_Problem to solve_
Transcribe all the records exactly and omit any images they hold.

_Data supplied_
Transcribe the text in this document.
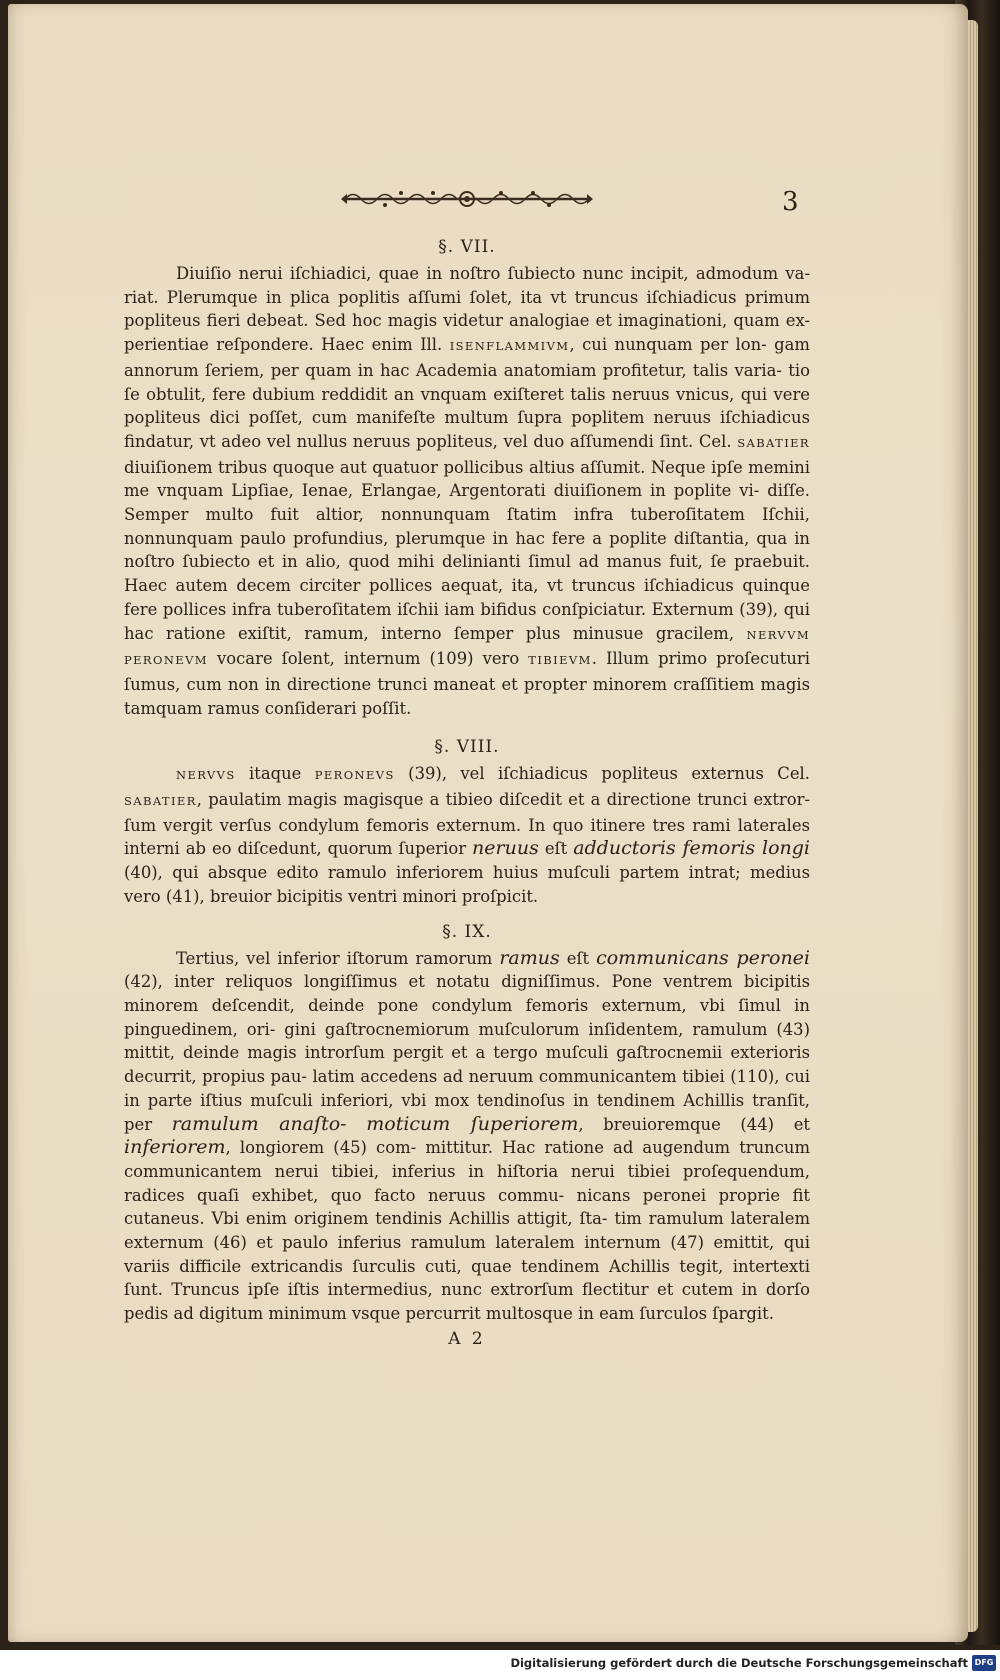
3
§. VII.

Diuiſio nerui iſchiadici, quae in noſtro ſubiecto nunc incipit, admodum va- riat. Plerumque in plica poplitis aſſumi ſolet, ita vt truncus iſchiadicus primum popliteus fieri debeat. Sed hoc magis videtur analogiae et imaginationi, quam ex- perientiae reſpondere. Haec enim Ill. ISENFLAMMIVM, cui nunquam per lon- gam annorum ſeriem, per quam in hac Academia anatomiam profitetur, talis varia- tio ſe obtulit, fere dubium reddidit an vnquam exiſteret talis neruus vnicus, qui vere popliteus dici poſſet, cum manifeſte multum ſupra poplitem neruus iſchiadicus findatur, vt adeo vel nullus neruus popliteus, vel duo aſſumendi ſint. Cel. SABATIER diuiſionem tribus quoque aut quatuor pollicibus altius aſſumit. Neque ipſe memini me vnquam Lipſiae, Ienae, Erlangae, Argentorati diuiſionem in poplite vi- diſſe. Semper multo fuit altior, nonnunquam ſtatim infra tuberoſitatem Iſchii, nonnunquam paulo profundius, plerumque in hac fere a poplite diſtantia, qua in noſtro ſubiecto et in alio, quod mihi delinianti ſimul ad manus fuit, ſe praebuit. Haec autem decem circiter pollices aequat, ita, vt truncus iſchiadicus quinque fere pollices infra tuberoſitatem iſchii iam bifidus conſpiciatur. Externum (39), qui hac ratione exiſtit, ramum, interno ſemper plus minusue gracilem, NERVVM PERONEVM vocare ſolent, internum (109) vero TIBIEVM. Illum primo proſecuturi ſumus, cum non in directione trunci maneat et propter minorem craſſitiem magis tamquam ramus conſiderari poſſit.

§. VIII.

NERVVS itaque PERONEVS (39), vel iſchiadicus popliteus externus Cel. SABATIER, paulatim magis magisque a tibieo diſcedit et a directione trunci extror- ſum vergit verſus condylum femoris externum. In quo itinere tres rami laterales interni ab eo diſcedunt, quorum ſuperior neruus eſt adductoris femoris longi (40), qui absque edito ramulo inferiorem huius muſculi partem intrat; medius vero (41), breuior bicipitis ventri minori proſpicit.

§. IX.

Tertius, vel inferior iſtorum ramorum ramus eſt communicans peronei (42), inter reliquos longiſſimus et notatu digniſſimus. Pone ventrem bicipitis minorem deſcendit, deinde pone condylum femoris externum, vbi ſimul in pinguedinem, ori- gini gaſtrocnemiorum muſculorum inſidentem, ramulum (43) mittit, deinde magis introrſum pergit et a tergo muſculi gaſtrocnemii exterioris decurrit, propius pau- latim accedens ad neruum communicantem tibiei (110), cui in parte iſtius muſculi inferiori, vbi mox tendinoſus in tendinem Achillis tranſit, per ramulum anaſto- moticum ſuperiorem, breuioremque (44) et inferiorem, longiorem (45) com- mittitur. Hac ratione ad augendum truncum communicantem nerui tibiei, inferius in hiſtoria nerui tibiei proſequendum, radices quaſi exhibet, quo facto neruus commu- nicans peronei proprie fit cutaneus. Vbi enim originem tendinis Achillis attigit, ſta- tim ramulum lateralem externum (46) et paulo inferius ramulum lateralem internum (47) emittit, qui variis difficile extricandis ſurculis cuti, quae tendinem Achillis tegit, intertexti ſunt. Truncus ipſe iſtis intermedius, nunc extrorſum flectitur et cutem in dorſo pedis ad digitum minimum vsque percurrit multosque in eam ſurculos ſpargit.

A 2
Digitalisierung gefördert durch die Deutsche Forschungsgemeinschaft DFG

_Expected output_
Transcribe the text in this document.
3
§. VII.

Diuiſio nerui iſchiadici, quae in noſtro ſubiecto nunc incipit, admodum va- riat. Plerumque in plica poplitis aſſumi ſolet, ita vt truncus iſchiadicus primum popliteus fieri debeat. Sed hoc magis videtur analogiae et imaginationi, quam ex- perientiae reſpondere. Haec enim Ill. ISENFLAMMIVM, cui nunquam per lon- gam annorum ſeriem, per quam in hac Academia anatomiam profitetur, talis varia- tio ſe obtulit, fere dubium reddidit an vnquam exiſteret talis neruus vnicus, qui vere popliteus dici poſſet, cum manifeſte multum ſupra poplitem neruus iſchiadicus findatur, vt adeo vel nullus neruus popliteus, vel duo aſſumendi ſint. Cel. SABATIER diuiſionem tribus quoque aut quatuor pollicibus altius aſſumit. Neque ipſe memini me vnquam Lipſiae, Ienae, Erlangae, Argentorati diuiſionem in poplite vi- diſſe. Semper multo fuit altior, nonnunquam ſtatim infra tuberoſitatem Iſchii, nonnunquam paulo profundius, plerumque in hac fere a poplite diſtantia, qua in noſtro ſubiecto et in alio, quod mihi delinianti ſimul ad manus fuit, ſe praebuit. Haec autem decem circiter pollices aequat, ita, vt truncus iſchiadicus quinque fere pollices infra tuberoſitatem iſchii iam bifidus conſpiciatur. Externum (39), qui hac ratione exiſtit, ramum, interno ſemper plus minusue gracilem, NERVVM PERONEVM vocare ſolent, internum (109) vero TIBIEVM. Illum primo proſecuturi ſumus, cum non in directione trunci maneat et propter minorem craſſitiem magis tamquam ramus conſiderari poſſit.

§. VIII.

NERVVS itaque PERONEVS (39), vel iſchiadicus popliteus externus Cel. SABATIER, paulatim magis magisque a tibieo diſcedit et a directione trunci extror- ſum vergit verſus condylum femoris externum. In quo itinere tres rami laterales interni ab eo diſcedunt, quorum ſuperior neruus eſt adductoris femoris longi (40), qui absque edito ramulo inferiorem huius muſculi partem intrat; medius vero (41), breuior bicipitis ventri minori proſpicit.

§. IX.

Tertius, vel inferior iſtorum ramorum ramus eſt communicans peronei (42), inter reliquos longiſſimus et notatu digniſſimus. Pone ventrem bicipitis minorem deſcendit, deinde pone condylum femoris externum, vbi ſimul in pinguedinem, ori- gini gaſtrocnemiorum muſculorum inſidentem, ramulum (43) mittit, deinde magis introrſum pergit et a tergo muſculi gaſtrocnemii exterioris decurrit, propius pau- latim accedens ad neruum communicantem tibiei (110), cui in parte iſtius muſculi inferiori, vbi mox tendinoſus in tendinem Achillis tranſit, per ramulum anaſto- moticum ſuperiorem, breuioremque (44) et inferiorem, longiorem (45) com- mittitur. Hac ratione ad augendum truncum communicantem nerui tibiei, inferius in hiſtoria nerui tibiei proſequendum, radices quaſi exhibet, quo facto neruus commu- nicans peronei proprie fit cutaneus. Vbi enim originem tendinis Achillis attigit, ſta- tim ramulum lateralem externum (46) et paulo inferius ramulum lateralem internum (47) emittit, qui variis difficile extricandis ſurculis cuti, quae tendinem Achillis tegit, intertexti ſunt. Truncus ipſe iſtis intermedius, nunc extrorſum flectitur et cutem in dorſo pedis ad digitum minimum vsque percurrit multosque in eam ſurculos ſpargit.

A 2
Digitalisierung gefördert durch die Deutsche Forschungsgemeinschaft DFG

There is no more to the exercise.